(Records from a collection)

========================================================================

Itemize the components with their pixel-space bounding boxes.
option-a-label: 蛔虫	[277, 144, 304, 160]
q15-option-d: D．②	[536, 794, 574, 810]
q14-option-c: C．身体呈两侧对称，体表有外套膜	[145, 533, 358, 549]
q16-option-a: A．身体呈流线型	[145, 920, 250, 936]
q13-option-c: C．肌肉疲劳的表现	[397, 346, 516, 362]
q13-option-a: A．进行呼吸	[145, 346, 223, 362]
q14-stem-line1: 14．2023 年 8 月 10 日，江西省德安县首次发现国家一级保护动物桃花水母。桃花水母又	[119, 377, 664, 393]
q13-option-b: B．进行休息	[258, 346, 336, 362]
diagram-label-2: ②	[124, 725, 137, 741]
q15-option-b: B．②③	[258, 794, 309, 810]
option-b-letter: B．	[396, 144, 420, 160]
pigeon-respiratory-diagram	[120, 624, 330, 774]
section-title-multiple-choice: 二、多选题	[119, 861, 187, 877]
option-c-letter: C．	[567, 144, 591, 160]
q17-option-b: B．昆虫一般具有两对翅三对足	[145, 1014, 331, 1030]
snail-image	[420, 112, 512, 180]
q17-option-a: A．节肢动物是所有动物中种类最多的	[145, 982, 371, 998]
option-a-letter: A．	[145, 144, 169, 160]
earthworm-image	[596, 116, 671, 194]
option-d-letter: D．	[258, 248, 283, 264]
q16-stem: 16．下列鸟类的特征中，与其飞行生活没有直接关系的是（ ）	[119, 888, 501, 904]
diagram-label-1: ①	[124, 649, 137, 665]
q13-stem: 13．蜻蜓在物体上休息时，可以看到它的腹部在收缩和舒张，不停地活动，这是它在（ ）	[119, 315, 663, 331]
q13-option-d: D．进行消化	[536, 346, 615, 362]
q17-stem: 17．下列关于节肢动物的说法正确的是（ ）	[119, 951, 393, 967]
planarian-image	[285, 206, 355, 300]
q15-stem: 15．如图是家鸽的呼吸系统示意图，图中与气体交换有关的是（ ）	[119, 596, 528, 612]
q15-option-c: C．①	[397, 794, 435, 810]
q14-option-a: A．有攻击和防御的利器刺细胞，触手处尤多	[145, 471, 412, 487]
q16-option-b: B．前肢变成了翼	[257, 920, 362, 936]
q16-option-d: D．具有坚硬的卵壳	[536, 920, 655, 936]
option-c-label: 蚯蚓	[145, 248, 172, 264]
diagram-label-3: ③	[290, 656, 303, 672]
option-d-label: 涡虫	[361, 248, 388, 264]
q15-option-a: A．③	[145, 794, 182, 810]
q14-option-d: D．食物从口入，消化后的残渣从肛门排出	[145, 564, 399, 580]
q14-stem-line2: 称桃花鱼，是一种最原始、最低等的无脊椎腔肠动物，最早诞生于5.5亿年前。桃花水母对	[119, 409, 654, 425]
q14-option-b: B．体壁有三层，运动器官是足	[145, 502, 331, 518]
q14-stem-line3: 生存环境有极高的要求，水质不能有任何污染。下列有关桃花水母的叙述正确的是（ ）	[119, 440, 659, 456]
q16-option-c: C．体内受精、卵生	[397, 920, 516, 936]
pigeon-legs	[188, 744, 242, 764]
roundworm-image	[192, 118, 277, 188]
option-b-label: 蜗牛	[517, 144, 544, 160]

========================================================================

### WHAT YOU ARE ASKED TO DO
Please gather every line of the material above that contains the string "image".

### OUTPUT BELOW
snail-image	[420, 112, 512, 180]
earthworm-image	[596, 116, 671, 194]
planarian-image	[285, 206, 355, 300]
roundworm-image	[192, 118, 277, 188]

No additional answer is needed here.